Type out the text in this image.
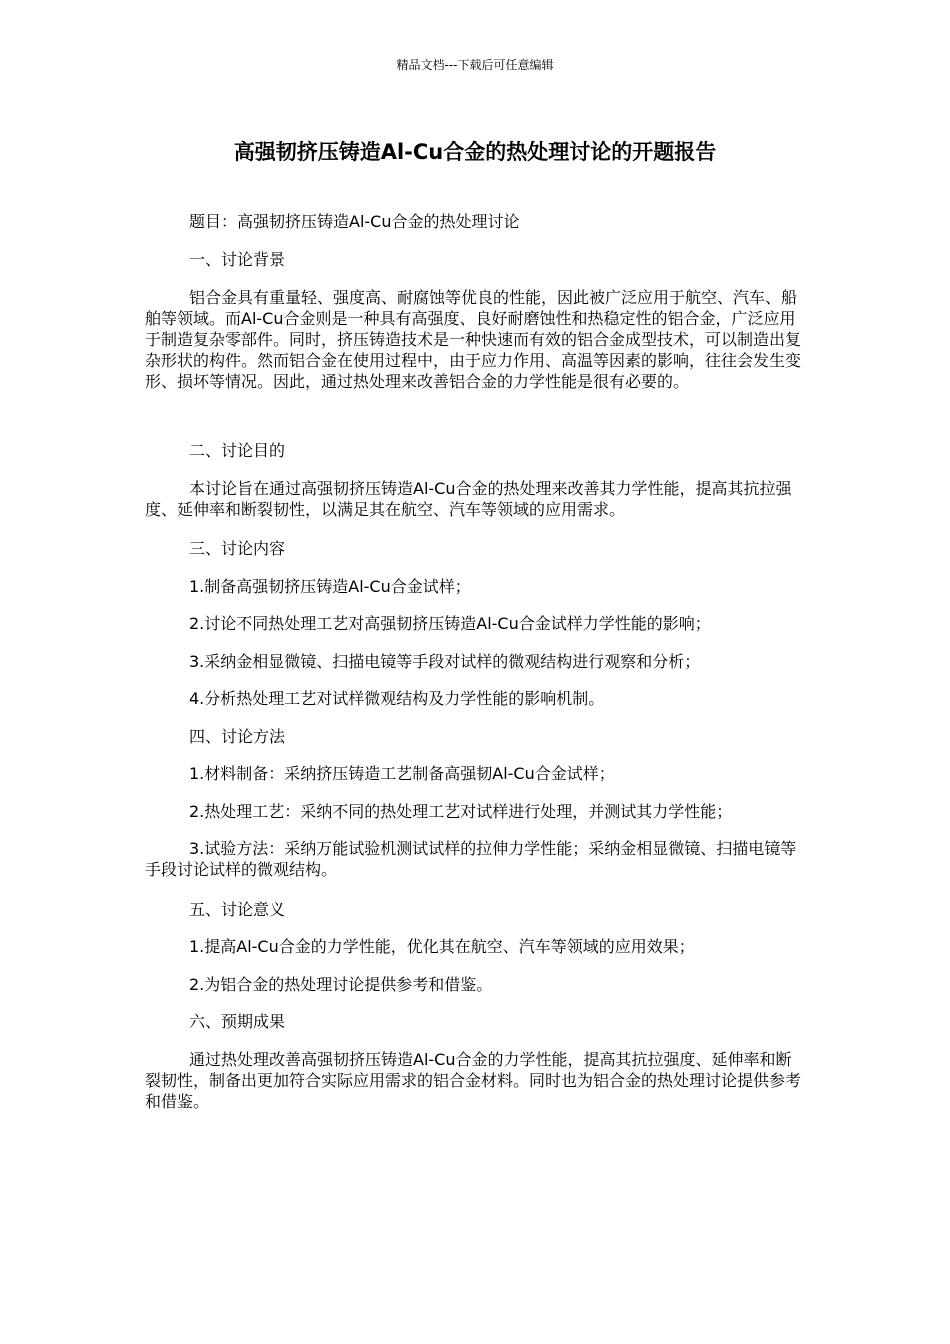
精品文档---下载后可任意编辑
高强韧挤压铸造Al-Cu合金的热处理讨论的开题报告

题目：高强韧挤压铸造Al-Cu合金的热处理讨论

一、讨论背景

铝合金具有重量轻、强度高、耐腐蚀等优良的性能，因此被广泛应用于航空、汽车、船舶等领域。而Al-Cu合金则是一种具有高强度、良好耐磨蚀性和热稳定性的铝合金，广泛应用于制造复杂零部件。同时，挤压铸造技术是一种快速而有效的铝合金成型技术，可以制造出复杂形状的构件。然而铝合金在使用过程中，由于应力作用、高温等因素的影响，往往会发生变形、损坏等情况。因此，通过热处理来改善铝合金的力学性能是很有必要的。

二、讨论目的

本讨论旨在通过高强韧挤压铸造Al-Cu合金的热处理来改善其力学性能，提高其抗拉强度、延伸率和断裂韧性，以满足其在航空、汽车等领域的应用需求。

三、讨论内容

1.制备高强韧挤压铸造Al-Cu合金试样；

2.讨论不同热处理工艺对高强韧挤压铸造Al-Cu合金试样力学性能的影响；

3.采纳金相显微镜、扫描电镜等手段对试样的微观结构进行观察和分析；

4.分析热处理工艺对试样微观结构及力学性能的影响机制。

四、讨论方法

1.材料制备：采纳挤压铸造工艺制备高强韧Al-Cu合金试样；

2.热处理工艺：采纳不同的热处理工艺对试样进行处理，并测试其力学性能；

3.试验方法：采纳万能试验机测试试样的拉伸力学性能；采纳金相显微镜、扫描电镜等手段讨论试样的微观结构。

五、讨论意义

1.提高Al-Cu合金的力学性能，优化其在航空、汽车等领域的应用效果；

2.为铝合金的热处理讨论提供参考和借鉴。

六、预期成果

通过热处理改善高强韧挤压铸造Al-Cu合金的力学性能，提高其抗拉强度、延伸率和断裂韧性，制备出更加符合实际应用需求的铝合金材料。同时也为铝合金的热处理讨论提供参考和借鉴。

==============================

• _Aim_
Locate the word "延伸率和断裂韧性" in the entries, and copy every line where it is found.

• _Result_
本讨论旨在通过高强韧挤压铸造Al-Cu合金的热处理来改善其力学性能，提高其抗拉强度、延伸率和断裂韧性，以满足其在航空、汽车等领域的应用需求。
通过热处理改善高强韧挤压铸造Al-Cu合金的力学性能，提高其抗拉强度、延伸率和断裂韧性，制备出更加符合实际应用需求的铝合金材料。同时也为铝合金的热处理讨论提供参考和借鉴。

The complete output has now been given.